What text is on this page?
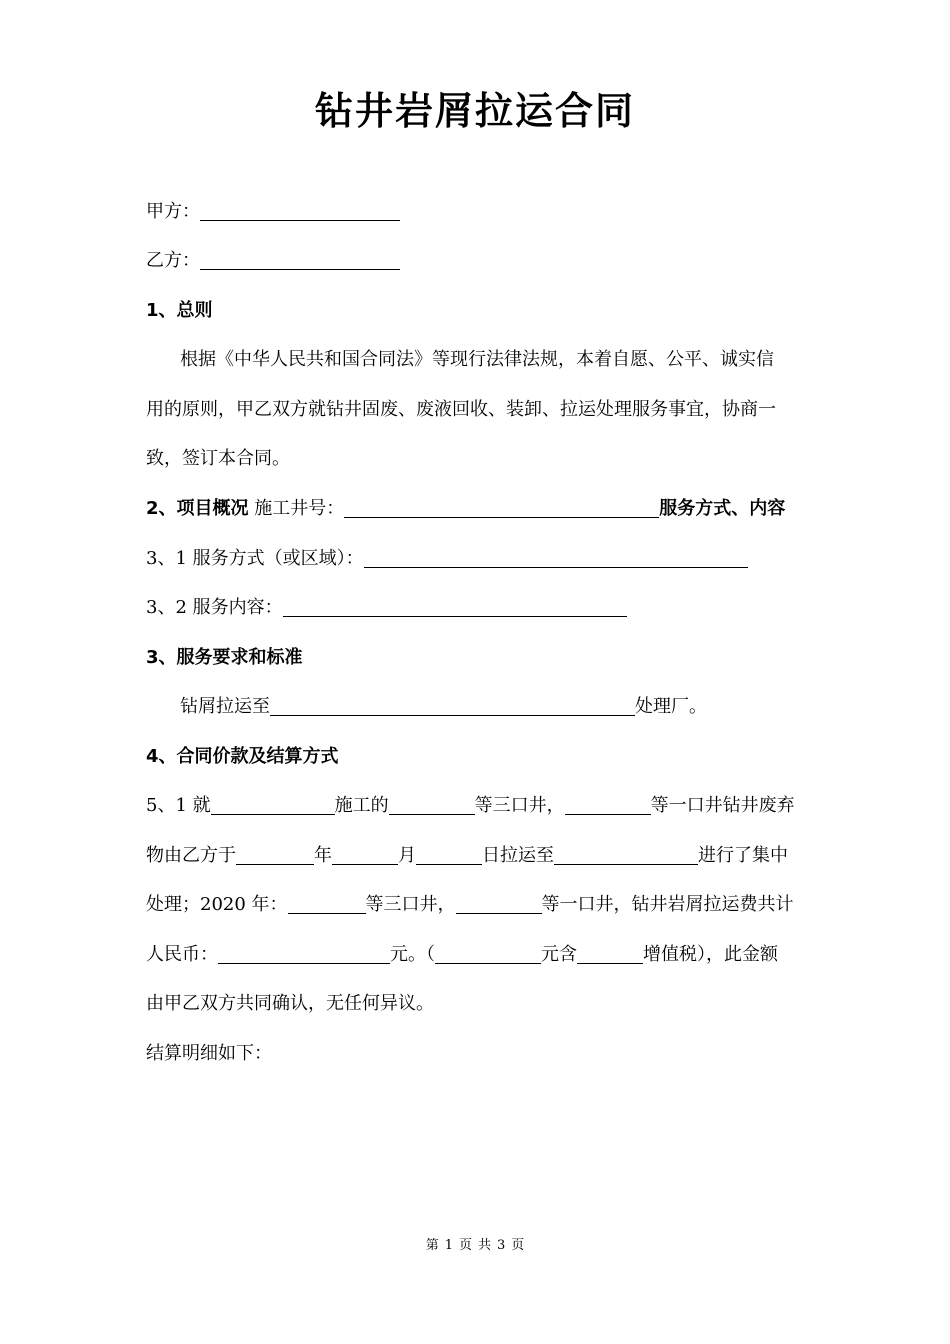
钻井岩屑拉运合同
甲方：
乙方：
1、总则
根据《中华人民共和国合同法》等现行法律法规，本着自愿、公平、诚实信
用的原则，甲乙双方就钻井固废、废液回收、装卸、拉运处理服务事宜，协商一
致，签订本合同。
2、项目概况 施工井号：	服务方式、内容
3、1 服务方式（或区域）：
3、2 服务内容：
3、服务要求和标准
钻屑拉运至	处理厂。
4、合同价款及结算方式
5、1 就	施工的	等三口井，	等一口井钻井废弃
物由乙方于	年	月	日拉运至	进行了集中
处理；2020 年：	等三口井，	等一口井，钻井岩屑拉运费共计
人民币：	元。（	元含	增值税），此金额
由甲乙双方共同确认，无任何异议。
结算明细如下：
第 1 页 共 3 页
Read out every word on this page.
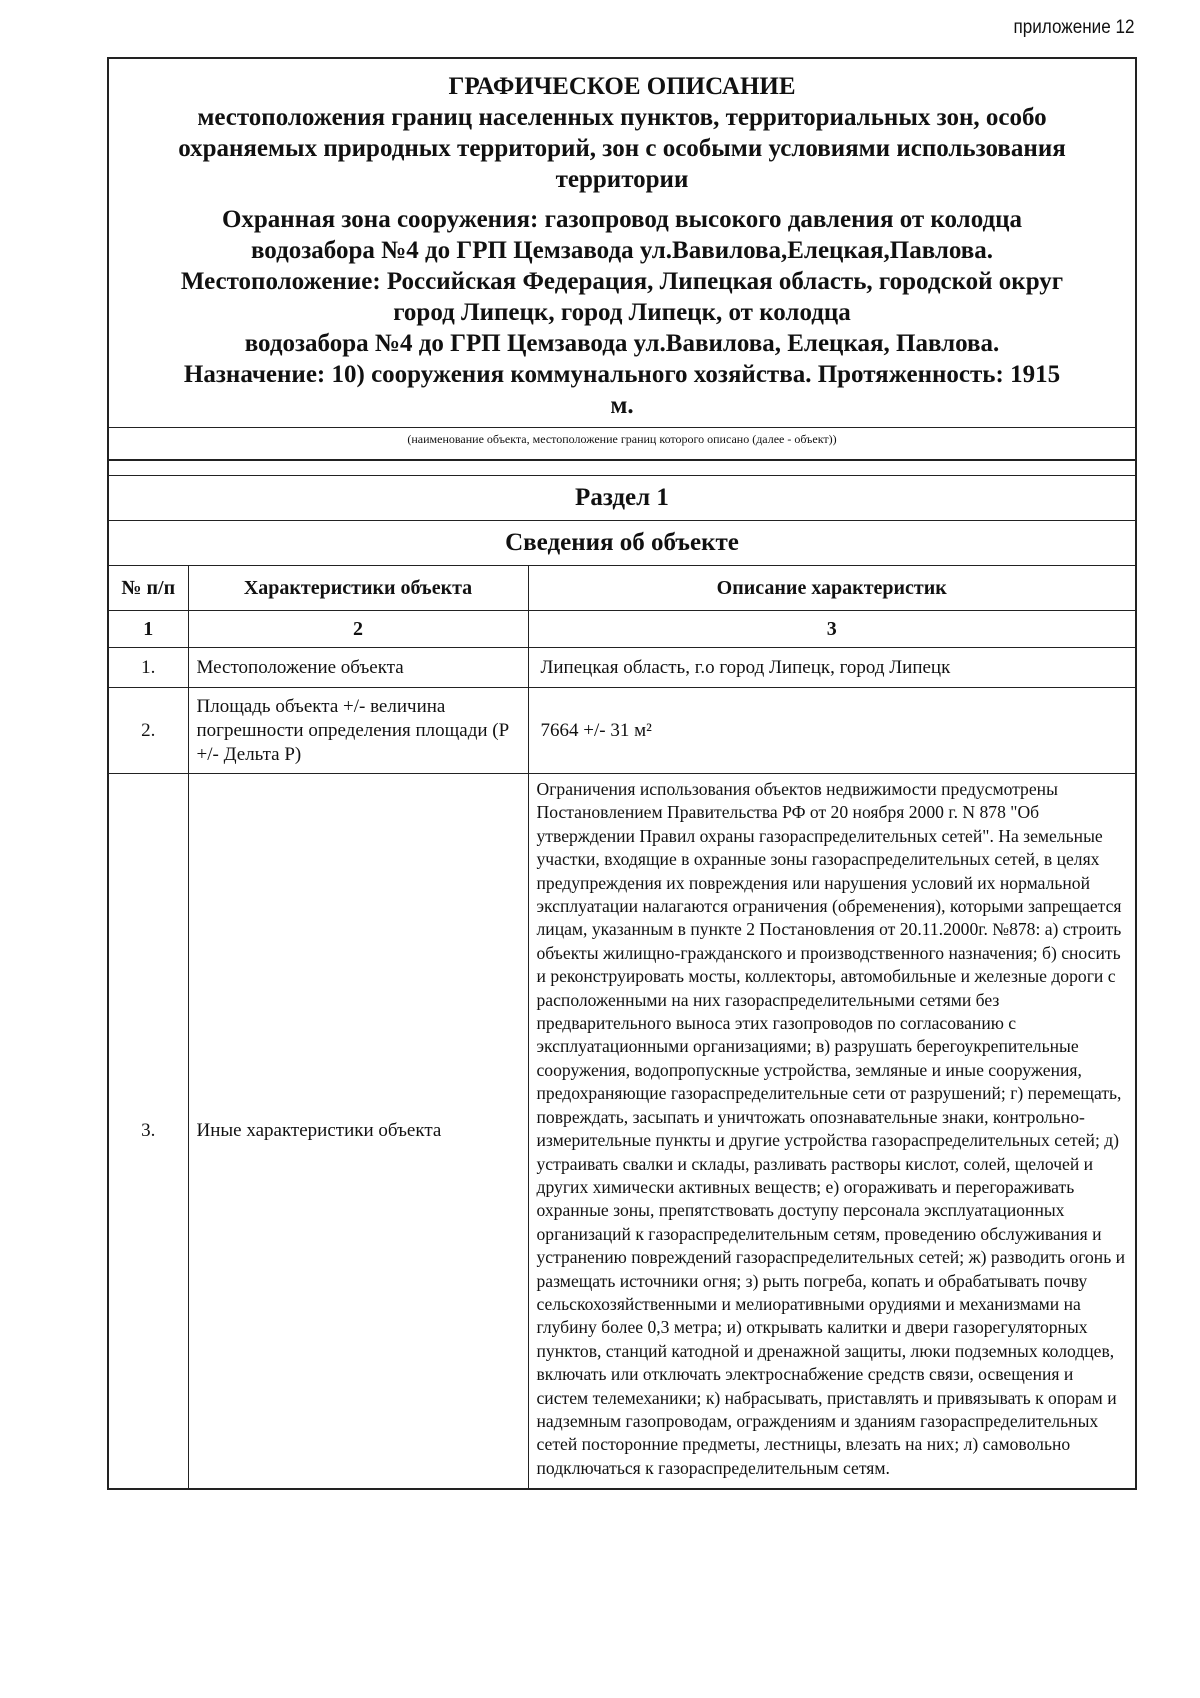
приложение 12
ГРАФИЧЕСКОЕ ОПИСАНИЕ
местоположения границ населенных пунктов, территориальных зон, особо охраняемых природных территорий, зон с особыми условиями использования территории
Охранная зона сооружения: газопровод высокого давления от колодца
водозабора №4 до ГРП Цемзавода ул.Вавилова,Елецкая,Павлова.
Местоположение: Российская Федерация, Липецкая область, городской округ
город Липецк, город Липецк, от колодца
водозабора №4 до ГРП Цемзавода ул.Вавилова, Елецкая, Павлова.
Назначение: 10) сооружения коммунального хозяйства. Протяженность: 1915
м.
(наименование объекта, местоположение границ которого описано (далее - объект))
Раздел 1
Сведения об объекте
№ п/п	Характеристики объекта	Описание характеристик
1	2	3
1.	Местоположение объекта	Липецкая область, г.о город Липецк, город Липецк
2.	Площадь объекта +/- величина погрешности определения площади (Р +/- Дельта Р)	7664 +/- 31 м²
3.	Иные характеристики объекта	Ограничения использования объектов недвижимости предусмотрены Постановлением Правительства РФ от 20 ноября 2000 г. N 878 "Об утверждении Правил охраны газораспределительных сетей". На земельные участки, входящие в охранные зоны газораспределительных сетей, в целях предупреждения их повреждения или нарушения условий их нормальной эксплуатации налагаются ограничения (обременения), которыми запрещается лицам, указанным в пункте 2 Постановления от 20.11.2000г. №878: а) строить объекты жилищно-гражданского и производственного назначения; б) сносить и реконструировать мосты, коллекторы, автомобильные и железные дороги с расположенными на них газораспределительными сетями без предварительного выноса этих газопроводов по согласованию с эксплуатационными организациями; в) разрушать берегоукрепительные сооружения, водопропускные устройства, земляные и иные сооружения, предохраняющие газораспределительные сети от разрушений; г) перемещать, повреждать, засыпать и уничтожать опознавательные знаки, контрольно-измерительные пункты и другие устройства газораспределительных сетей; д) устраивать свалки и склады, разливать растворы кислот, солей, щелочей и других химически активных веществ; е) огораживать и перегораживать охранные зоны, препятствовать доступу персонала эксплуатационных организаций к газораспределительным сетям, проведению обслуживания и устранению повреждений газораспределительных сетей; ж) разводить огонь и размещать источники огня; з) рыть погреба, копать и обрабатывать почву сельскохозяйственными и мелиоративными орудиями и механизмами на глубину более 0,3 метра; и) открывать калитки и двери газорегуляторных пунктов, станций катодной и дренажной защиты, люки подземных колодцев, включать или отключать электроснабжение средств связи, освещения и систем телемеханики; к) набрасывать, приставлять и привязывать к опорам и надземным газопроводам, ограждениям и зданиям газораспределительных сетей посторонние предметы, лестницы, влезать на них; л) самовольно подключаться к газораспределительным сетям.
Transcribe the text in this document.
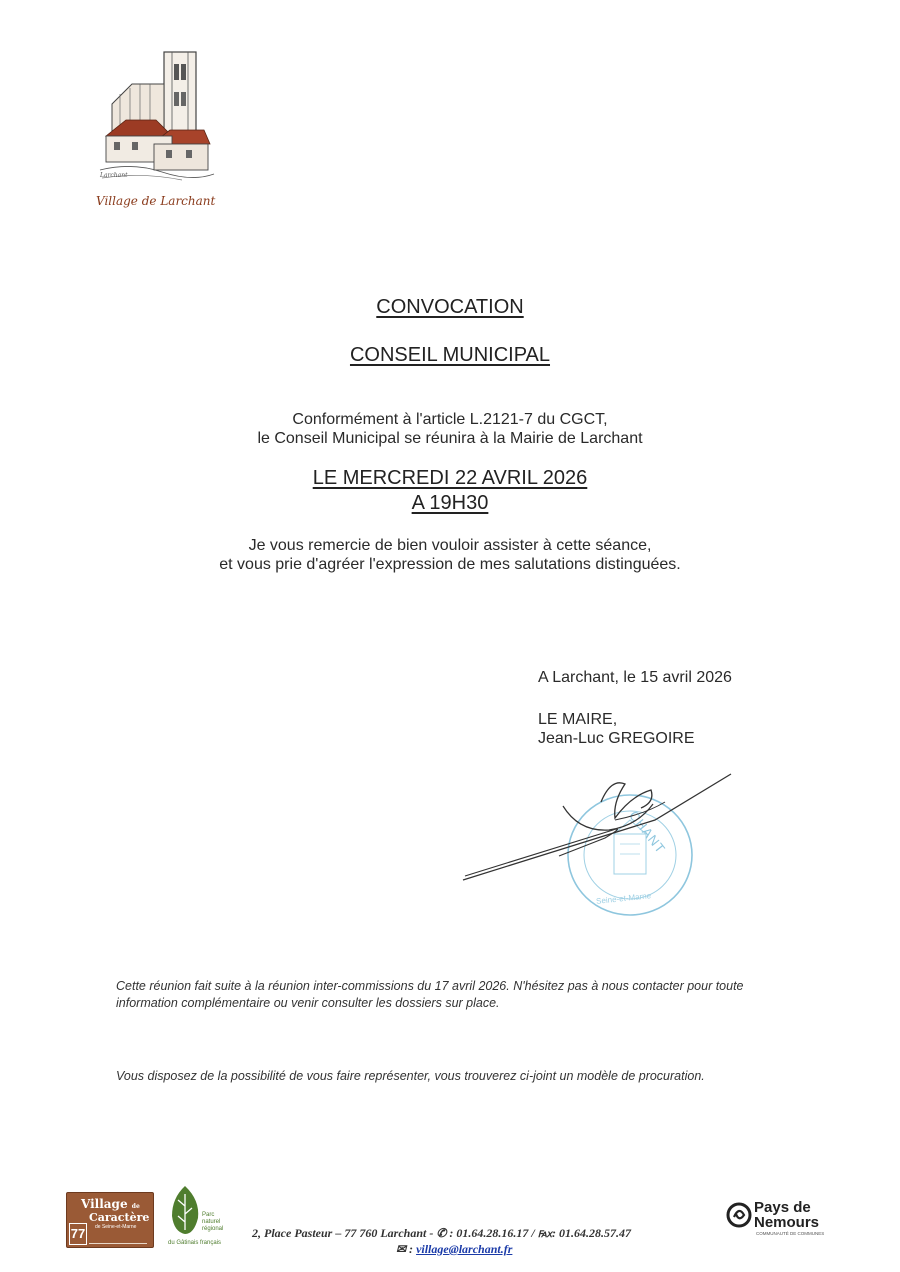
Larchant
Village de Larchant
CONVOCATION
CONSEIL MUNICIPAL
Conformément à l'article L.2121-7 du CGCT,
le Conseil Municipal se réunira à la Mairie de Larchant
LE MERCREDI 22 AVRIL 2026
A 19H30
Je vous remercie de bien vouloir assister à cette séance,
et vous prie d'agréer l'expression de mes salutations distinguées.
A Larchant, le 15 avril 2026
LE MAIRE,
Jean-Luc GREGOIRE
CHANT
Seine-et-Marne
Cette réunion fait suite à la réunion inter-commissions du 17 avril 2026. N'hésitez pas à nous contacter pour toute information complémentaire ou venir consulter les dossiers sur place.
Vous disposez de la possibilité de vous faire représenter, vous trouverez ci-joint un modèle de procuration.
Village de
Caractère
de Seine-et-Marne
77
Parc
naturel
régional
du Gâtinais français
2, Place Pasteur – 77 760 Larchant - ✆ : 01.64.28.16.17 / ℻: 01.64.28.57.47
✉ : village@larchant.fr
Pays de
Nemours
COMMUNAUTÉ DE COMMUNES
*****
Beginning with the line that contains "Transcribe the text in this document.", repeat every remaining line of the data exactly, the last line included, and omit pictures.

• _REPLY_
Transcribe the text in this document.
Larchant
Village de Larchant
CONVOCATION
CONSEIL MUNICIPAL
Conformément à l'article L.2121-7 du CGCT,
le Conseil Municipal se réunira à la Mairie de Larchant
LE MERCREDI 22 AVRIL 2026
A 19H30
Je vous remercie de bien vouloir assister à cette séance,
et vous prie d'agréer l'expression de mes salutations distinguées.
A Larchant, le 15 avril 2026
LE MAIRE,
Jean-Luc GREGOIRE
CHANT
Seine-et-Marne
Cette réunion fait suite à la réunion inter-commissions du 17 avril 2026. N'hésitez pas à nous contacter pour toute information complémentaire ou venir consulter les dossiers sur place.
Vous disposez de la possibilité de vous faire représenter, vous trouverez ci-joint un modèle de procuration.
Village de
Caractère
de Seine-et-Marne
77
Parc
naturel
régional
du Gâtinais français
2, Place Pasteur – 77 760 Larchant - ✆ : 01.64.28.16.17 / ℻: 01.64.28.57.47
✉ : village@larchant.fr
Pays de
Nemours
COMMUNAUTÉ DE COMMUNES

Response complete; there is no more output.